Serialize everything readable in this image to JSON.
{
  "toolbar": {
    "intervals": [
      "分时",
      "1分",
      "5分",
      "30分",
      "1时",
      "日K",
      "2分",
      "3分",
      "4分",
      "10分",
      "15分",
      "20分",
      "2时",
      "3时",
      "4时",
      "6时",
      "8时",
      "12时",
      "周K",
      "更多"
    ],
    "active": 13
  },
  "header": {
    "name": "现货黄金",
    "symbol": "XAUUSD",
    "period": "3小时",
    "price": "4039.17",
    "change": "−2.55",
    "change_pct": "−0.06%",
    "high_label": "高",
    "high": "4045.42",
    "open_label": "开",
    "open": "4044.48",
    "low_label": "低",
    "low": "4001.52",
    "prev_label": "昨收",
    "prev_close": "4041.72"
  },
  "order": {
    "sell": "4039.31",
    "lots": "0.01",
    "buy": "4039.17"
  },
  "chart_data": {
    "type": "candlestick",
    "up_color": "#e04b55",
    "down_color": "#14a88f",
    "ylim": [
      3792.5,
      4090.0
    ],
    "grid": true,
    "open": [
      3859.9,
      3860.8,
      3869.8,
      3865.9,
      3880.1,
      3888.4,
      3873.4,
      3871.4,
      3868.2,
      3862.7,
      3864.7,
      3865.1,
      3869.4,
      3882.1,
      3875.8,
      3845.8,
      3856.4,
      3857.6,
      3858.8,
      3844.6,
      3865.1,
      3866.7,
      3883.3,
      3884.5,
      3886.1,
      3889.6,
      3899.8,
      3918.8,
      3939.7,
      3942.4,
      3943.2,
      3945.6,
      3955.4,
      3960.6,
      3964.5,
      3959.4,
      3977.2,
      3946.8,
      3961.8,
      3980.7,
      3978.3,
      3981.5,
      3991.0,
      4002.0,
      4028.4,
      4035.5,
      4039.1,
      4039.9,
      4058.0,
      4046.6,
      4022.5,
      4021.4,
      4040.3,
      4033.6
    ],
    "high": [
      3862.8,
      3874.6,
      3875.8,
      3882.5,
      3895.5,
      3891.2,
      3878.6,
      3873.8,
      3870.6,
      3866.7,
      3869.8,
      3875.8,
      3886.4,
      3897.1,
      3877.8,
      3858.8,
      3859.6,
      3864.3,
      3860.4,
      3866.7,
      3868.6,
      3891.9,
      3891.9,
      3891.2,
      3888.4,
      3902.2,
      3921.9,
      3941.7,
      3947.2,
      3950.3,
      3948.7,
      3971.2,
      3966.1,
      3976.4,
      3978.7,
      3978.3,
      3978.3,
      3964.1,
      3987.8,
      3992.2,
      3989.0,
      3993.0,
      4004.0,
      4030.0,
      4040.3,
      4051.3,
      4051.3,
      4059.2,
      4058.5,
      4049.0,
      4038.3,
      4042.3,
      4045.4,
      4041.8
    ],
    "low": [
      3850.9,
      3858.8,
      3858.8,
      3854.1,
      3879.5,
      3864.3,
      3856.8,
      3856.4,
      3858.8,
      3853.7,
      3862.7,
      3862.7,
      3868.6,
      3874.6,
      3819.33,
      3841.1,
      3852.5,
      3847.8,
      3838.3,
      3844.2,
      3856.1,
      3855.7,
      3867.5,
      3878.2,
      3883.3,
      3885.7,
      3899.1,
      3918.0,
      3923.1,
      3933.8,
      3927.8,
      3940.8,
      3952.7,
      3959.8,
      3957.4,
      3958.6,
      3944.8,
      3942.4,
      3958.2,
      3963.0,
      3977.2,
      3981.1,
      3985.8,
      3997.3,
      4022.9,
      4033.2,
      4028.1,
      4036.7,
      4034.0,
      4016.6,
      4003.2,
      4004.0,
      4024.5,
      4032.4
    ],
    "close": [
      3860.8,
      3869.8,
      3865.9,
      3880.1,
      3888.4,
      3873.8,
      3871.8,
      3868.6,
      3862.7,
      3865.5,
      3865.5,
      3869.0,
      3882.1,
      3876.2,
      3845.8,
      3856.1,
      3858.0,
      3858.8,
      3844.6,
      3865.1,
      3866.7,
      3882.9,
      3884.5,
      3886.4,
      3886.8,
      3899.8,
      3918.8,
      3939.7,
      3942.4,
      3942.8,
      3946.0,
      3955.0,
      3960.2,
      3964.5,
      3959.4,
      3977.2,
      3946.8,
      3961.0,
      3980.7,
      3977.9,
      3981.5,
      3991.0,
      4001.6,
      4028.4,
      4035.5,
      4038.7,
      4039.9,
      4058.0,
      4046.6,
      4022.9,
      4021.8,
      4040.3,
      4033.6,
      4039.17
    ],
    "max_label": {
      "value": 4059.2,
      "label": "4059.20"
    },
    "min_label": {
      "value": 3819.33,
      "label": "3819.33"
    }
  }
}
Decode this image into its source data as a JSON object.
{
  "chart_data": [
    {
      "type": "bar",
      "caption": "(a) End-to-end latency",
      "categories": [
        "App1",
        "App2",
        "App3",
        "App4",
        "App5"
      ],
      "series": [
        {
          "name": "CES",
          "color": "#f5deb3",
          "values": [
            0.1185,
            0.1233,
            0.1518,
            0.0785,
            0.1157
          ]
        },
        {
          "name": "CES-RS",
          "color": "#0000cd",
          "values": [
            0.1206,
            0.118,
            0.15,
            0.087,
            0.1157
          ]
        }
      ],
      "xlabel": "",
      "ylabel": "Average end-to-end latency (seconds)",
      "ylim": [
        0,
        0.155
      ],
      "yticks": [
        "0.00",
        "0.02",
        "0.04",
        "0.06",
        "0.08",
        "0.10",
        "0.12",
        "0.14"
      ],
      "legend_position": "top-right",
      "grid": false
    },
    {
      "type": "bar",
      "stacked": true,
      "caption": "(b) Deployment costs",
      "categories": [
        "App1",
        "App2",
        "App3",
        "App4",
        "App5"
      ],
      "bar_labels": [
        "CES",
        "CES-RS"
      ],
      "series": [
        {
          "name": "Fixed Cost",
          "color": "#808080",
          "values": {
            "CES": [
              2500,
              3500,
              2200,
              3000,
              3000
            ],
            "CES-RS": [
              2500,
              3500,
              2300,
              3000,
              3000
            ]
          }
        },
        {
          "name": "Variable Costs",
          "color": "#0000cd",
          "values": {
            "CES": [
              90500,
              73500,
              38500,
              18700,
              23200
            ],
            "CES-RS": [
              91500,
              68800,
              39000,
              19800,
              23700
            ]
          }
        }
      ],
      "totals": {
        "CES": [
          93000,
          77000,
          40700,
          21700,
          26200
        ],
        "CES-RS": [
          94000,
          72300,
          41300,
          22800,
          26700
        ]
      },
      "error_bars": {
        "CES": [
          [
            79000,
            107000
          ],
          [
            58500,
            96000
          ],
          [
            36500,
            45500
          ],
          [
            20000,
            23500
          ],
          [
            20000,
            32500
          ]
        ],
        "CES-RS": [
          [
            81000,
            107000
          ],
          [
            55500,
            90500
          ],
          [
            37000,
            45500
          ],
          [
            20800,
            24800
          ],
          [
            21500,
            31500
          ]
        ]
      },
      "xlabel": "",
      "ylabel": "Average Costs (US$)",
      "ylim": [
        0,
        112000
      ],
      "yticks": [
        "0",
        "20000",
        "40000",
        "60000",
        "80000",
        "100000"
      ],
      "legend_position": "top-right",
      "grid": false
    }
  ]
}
━━━━━━━━━━━━━━━━
**Written task**
Output all of the material, please, exactly as it stands.

**Solution to this exercise**
Serialize everything readable in this image to JSON.
{
  "toolbar": {
    "intervals": [
      "分时",
      "1分",
      "5分",
      "30分",
      "1时",
      "日K",
      "2分",
      "3分",
      "4分",
      "10分",
      "15分",
      "20分",
      "2时",
      "3时",
      "4时",
      "6时",
      "8时",
      "12时",
      "周K",
      "更多"
    ],
    "active": 13
  },
  "header": {
    "name": "现货黄金",
    "symbol": "XAUUSD",
    "period": "3小时",
    "price": "4039.17",
    "change": "−2.55",
    "change_pct": "−0.06%",
    "high_label": "高",
    "high": "4045.42",
    "open_label": "开",
    "open": "4044.48",
    "low_label": "低",
    "low": "4001.52",
    "prev_label": "昨收",
    "prev_close": "4041.72"
  },
  "order": {
    "sell": "4039.31",
    "lots": "0.01",
    "buy": "4039.17"
  },
  "chart_data": {
    "type": "candlestick",
    "up_color": "#e04b55",
    "down_color": "#14a88f",
    "ylim": [
      3792.5,
      4090.0
    ],
    "grid": true,
    "open": [
      3859.9,
      3860.8,
      3869.8,
      3865.9,
      3880.1,
      3888.4,
      3873.4,
      3871.4,
      3868.2,
      3862.7,
      3864.7,
      3865.1,
      3869.4,
      3882.1,
      3875.8,
      3845.8,
      3856.4,
      3857.6,
      3858.8,
      3844.6,
      3865.1,
      3866.7,
      3883.3,
      3884.5,
      3886.1,
      3889.6,
      3899.8,
      3918.8,
      3939.7,
      3942.4,
      3943.2,
      3945.6,
      3955.4,
      3960.6,
      3964.5,
      3959.4,
      3977.2,
      3946.8,
      3961.8,
      3980.7,
      3978.3,
      3981.5,
      3991.0,
      4002.0,
      4028.4,
      4035.5,
      4039.1,
      4039.9,
      4058.0,
      4046.6,
      4022.5,
      4021.4,
      4040.3,
      4033.6
    ],
    "high": [
      3862.8,
      3874.6,
      3875.8,
      3882.5,
      3895.5,
      3891.2,
      3878.6,
      3873.8,
      3870.6,
      3866.7,
      3869.8,
      3875.8,
      3886.4,
      3897.1,
      3877.8,
      3858.8,
      3859.6,
      3864.3,
      3860.4,
      3866.7,
      3868.6,
      3891.9,
      3891.9,
      3891.2,
      3888.4,
      3902.2,
      3921.9,
      3941.7,
      3947.2,
      3950.3,
      3948.7,
      3971.2,
      3966.1,
      3976.4,
      3978.7,
      3978.3,
      3978.3,
      3964.1,
      3987.8,
      3992.2,
      3989.0,
      3993.0,
      4004.0,
      4030.0,
      4040.3,
      4051.3,
      4051.3,
      4059.2,
      4058.5,
      4049.0,
      4038.3,
      4042.3,
      4045.4,
      4041.8
    ],
    "low": [
      3850.9,
      3858.8,
      3858.8,
      3854.1,
      3879.5,
      3864.3,
      3856.8,
      3856.4,
      3858.8,
      3853.7,
      3862.7,
      3862.7,
      3868.6,
      3874.6,
      3819.33,
      3841.1,
      3852.5,
      3847.8,
      3838.3,
      3844.2,
      3856.1,
      3855.7,
      3867.5,
      3878.2,
      3883.3,
      3885.7,
      3899.1,
      3918.0,
      3923.1,
      3933.8,
      3927.8,
      3940.8,
      3952.7,
      3959.8,
      3957.4,
      3958.6,
      3944.8,
      3942.4,
      3958.2,
      3963.0,
      3977.2,
      3981.1,
      3985.8,
      3997.3,
      4022.9,
      4033.2,
      4028.1,
      4036.7,
      4034.0,
      4016.6,
      4003.2,
      4004.0,
      4024.5,
      4032.4
    ],
    "close": [
      3860.8,
      3869.8,
      3865.9,
      3880.1,
      3888.4,
      3873.8,
      3871.8,
      3868.6,
      3862.7,
      3865.5,
      3865.5,
      3869.0,
      3882.1,
      3876.2,
      3845.8,
      3856.1,
      3858.0,
      3858.8,
      3844.6,
      3865.1,
      3866.7,
      3882.9,
      3884.5,
      3886.4,
      3886.8,
      3899.8,
      3918.8,
      3939.7,
      3942.4,
      3942.8,
      3946.0,
      3955.0,
      3960.2,
      3964.5,
      3959.4,
      3977.2,
      3946.8,
      3961.0,
      3980.7,
      3977.9,
      3981.5,
      3991.0,
      4001.6,
      4028.4,
      4035.5,
      4038.7,
      4039.9,
      4058.0,
      4046.6,
      4022.9,
      4021.8,
      4040.3,
      4033.6,
      4039.17
    ],
    "max_label": {
      "value": 4059.2,
      "label": "4059.20"
    },
    "min_label": {
      "value": 3819.33,
      "label": "3819.33"
    }
  }
}
Decode this image into its source data as a JSON object.
{
  "chart_data": [
    {
      "type": "bar",
      "caption": "(a) End-to-end latency",
      "categories": [
        "App1",
        "App2",
        "App3",
        "App4",
        "App5"
      ],
      "series": [
        {
          "name": "CES",
          "color": "#f5deb3",
          "values": [
            0.1185,
            0.1233,
            0.1518,
            0.0785,
            0.1157
          ]
        },
        {
          "name": "CES-RS",
          "color": "#0000cd",
          "values": [
            0.1206,
            0.118,
            0.15,
            0.087,
            0.1157
          ]
        }
      ],
      "xlabel": "",
      "ylabel": "Average end-to-end latency (seconds)",
      "ylim": [
        0,
        0.155
      ],
      "yticks": [
        "0.00",
        "0.02",
        "0.04",
        "0.06",
        "0.08",
        "0.10",
        "0.12",
        "0.14"
      ],
      "legend_position": "top-right",
      "grid": false
    },
    {
      "type": "bar",
      "stacked": true,
      "caption": "(b) Deployment costs",
      "categories": [
        "App1",
        "App2",
        "App3",
        "App4",
        "App5"
      ],
      "bar_labels": [
        "CES",
        "CES-RS"
      ],
      "series": [
        {
          "name": "Fixed Cost",
          "color": "#808080",
          "values": {
            "CES": [
              2500,
              3500,
              2200,
              3000,
              3000
            ],
            "CES-RS": [
              2500,
              3500,
              2300,
              3000,
              3000
            ]
          }
        },
        {
          "name": "Variable Costs",
          "color": "#0000cd",
          "values": {
            "CES": [
              90500,
              73500,
              38500,
              18700,
              23200
            ],
            "CES-RS": [
              91500,
              68800,
              39000,
              19800,
              23700
            ]
          }
        }
      ],
      "totals": {
        "CES": [
          93000,
          77000,
          40700,
          21700,
          26200
        ],
        "CES-RS": [
          94000,
          72300,
          41300,
          22800,
          26700
        ]
      },
      "error_bars": {
        "CES": [
          [
            79000,
            107000
          ],
          [
            58500,
            96000
          ],
          [
            36500,
            45500
          ],
          [
            20000,
            23500
          ],
          [
            20000,
            32500
          ]
        ],
        "CES-RS": [
          [
            81000,
            107000
          ],
          [
            55500,
            90500
          ],
          [
            37000,
            45500
          ],
          [
            20800,
            24800
          ],
          [
            21500,
            31500
          ]
        ]
      },
      "xlabel": "",
      "ylabel": "Average Costs (US$)",
      "ylim": [
        0,
        112000
      ],
      "yticks": [
        "0",
        "20000",
        "40000",
        "60000",
        "80000",
        "100000"
      ],
      "legend_position": "top-right",
      "grid": false
    }
  ]
}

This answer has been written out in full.